Short exercise:
Filter the entries that follow, copying every line in which the word "Carlg" appears.

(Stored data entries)
____________________
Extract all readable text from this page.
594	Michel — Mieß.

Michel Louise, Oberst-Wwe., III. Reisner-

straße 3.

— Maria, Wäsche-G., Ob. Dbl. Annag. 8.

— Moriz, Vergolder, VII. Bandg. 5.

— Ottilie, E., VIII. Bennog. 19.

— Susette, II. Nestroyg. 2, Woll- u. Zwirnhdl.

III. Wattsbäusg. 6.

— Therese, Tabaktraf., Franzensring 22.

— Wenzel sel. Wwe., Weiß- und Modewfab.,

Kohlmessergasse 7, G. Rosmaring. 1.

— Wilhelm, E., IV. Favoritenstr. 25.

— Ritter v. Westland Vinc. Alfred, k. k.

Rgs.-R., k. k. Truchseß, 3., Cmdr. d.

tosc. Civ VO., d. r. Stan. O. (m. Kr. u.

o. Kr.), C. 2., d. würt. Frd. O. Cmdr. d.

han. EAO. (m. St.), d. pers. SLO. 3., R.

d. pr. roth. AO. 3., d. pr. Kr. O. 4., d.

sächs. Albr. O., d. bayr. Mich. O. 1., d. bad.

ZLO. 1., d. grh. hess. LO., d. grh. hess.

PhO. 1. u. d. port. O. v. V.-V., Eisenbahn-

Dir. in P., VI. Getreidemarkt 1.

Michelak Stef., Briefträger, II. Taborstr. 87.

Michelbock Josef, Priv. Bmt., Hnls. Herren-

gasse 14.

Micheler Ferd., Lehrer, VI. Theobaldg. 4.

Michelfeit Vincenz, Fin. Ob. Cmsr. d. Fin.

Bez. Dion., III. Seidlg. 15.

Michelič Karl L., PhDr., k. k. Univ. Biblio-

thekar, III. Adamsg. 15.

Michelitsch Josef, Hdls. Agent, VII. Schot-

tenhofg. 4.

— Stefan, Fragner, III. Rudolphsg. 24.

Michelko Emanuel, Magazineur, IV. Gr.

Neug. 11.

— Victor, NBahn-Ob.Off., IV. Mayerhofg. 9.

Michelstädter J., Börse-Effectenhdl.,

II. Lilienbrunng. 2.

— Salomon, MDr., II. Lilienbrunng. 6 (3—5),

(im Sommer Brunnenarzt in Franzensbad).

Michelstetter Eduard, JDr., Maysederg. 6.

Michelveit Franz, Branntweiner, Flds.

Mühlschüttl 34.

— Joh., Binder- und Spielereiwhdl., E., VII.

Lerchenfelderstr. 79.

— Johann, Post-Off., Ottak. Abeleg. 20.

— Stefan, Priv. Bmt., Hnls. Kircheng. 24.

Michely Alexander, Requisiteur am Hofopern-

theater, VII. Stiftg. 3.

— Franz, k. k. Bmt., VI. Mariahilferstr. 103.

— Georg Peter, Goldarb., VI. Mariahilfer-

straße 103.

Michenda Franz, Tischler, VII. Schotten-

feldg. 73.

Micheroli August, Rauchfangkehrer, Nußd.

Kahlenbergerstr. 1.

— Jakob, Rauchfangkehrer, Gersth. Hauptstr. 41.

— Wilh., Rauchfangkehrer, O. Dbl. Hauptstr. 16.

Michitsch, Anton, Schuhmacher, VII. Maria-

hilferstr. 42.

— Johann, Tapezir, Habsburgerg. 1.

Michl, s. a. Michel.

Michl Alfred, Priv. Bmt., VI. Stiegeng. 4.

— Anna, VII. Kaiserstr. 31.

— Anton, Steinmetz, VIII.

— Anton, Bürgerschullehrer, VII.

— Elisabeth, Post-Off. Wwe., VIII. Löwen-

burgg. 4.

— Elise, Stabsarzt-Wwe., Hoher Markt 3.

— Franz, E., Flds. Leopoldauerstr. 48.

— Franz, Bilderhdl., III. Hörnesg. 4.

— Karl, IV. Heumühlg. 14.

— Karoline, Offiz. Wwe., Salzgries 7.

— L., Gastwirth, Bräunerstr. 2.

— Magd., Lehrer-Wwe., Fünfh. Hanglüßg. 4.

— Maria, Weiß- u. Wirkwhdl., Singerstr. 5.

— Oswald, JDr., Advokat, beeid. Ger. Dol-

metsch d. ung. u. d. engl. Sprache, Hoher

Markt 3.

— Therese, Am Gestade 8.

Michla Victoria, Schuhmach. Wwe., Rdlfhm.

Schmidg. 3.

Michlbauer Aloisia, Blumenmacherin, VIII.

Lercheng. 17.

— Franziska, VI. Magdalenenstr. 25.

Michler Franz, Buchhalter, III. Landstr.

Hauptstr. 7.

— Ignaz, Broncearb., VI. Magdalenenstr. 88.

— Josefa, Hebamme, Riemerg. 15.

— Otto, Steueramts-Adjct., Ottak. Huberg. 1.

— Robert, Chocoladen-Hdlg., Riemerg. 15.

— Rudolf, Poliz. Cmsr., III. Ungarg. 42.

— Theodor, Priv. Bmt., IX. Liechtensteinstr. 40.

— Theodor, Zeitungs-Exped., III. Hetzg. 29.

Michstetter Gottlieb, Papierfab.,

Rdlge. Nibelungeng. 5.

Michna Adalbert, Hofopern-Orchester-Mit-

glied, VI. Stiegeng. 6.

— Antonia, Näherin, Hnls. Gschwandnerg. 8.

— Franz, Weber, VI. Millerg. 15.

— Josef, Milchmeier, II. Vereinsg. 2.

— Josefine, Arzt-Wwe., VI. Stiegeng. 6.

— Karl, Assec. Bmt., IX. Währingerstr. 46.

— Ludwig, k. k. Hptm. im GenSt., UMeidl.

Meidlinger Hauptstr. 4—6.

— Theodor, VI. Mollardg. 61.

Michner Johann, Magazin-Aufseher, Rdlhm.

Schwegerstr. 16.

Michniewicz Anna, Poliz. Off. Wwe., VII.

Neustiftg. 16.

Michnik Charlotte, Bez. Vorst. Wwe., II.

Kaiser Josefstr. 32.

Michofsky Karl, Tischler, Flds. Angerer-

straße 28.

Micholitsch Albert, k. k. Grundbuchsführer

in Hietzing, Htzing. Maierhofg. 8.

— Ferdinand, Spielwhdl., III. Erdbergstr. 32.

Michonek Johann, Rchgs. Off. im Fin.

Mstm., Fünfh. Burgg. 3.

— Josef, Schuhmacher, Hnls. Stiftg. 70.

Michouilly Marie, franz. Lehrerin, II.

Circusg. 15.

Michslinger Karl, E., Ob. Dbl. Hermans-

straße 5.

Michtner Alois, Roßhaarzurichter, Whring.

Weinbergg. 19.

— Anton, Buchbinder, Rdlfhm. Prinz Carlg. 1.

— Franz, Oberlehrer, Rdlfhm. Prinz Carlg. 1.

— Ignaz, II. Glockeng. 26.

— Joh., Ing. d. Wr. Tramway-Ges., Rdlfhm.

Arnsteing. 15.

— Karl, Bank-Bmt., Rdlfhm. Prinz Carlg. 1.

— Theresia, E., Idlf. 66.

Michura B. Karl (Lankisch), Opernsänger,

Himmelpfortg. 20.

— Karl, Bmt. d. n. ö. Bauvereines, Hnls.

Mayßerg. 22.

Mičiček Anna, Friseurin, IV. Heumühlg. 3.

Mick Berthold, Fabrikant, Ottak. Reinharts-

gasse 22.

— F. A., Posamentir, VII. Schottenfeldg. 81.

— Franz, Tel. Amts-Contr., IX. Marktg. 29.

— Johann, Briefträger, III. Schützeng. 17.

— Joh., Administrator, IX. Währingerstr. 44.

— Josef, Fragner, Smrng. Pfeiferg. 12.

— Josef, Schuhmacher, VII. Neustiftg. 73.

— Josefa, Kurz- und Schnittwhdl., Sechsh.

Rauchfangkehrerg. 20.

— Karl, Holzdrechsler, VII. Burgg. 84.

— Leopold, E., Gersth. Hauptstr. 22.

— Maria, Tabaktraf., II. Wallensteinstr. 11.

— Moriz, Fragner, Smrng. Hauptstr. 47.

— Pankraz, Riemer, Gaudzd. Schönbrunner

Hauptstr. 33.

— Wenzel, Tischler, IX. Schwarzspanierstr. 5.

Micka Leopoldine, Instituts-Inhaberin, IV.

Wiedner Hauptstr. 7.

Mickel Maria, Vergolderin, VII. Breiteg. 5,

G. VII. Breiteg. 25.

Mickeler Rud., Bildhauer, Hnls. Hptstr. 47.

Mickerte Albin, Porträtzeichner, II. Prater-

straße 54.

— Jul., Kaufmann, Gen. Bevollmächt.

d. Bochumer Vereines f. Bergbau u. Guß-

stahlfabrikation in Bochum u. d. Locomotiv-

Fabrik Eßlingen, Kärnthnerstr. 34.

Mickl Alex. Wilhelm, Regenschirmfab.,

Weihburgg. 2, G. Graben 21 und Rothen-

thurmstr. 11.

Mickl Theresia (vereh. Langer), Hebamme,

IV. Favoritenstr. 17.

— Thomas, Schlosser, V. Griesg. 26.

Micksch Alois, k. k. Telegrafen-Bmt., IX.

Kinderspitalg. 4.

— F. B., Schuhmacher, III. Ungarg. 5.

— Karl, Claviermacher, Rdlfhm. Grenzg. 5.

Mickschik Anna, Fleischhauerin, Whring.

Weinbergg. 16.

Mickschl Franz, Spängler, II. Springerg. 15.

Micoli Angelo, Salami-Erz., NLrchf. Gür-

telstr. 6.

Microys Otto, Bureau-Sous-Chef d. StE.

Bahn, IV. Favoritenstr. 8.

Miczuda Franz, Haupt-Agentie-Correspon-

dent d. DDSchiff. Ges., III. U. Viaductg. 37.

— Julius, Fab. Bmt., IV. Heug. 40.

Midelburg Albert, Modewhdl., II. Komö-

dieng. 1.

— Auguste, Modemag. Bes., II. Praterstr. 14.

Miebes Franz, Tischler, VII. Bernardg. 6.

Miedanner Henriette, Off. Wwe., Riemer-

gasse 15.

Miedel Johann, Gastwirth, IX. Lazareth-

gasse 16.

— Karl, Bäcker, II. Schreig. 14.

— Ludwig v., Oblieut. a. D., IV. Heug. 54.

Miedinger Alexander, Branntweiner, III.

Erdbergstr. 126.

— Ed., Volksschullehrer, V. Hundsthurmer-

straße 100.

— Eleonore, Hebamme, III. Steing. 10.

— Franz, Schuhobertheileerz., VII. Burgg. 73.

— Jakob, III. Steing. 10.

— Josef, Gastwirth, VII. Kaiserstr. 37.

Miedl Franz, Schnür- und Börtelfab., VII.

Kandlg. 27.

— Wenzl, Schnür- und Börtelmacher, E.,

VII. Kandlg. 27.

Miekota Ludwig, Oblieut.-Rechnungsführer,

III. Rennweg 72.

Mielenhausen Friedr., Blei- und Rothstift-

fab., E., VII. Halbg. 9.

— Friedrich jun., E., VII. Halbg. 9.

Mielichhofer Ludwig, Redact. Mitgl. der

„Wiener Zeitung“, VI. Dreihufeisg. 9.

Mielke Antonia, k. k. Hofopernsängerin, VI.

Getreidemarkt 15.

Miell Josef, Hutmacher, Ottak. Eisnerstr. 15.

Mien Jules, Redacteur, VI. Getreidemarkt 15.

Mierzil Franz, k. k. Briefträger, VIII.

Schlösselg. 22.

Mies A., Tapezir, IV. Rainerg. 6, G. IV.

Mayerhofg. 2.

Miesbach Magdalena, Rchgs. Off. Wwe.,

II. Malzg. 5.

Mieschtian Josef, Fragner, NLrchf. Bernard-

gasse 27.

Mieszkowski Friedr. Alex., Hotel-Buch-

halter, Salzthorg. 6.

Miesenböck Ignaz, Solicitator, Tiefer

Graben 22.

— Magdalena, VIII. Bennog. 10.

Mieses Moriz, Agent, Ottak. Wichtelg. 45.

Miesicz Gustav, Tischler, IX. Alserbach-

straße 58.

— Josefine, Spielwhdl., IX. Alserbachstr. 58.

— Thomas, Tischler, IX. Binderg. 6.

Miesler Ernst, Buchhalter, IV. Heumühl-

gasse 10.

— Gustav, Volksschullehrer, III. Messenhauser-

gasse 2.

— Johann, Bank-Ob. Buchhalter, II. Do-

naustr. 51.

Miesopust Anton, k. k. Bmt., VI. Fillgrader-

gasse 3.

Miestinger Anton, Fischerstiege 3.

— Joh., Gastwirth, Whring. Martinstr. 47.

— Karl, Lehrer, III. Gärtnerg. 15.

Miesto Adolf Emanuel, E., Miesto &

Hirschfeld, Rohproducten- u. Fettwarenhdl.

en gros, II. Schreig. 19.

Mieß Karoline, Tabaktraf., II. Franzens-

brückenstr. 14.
____________________
The answer:
— Anton, Buchbinder, Rdlfhm. Prinz Carlg. 1.
— Franz, Oberlehrer, Rdlfhm. Prinz Carlg. 1.
— Karl, Bank-Bmt., Rdlfhm. Prinz Carlg. 1.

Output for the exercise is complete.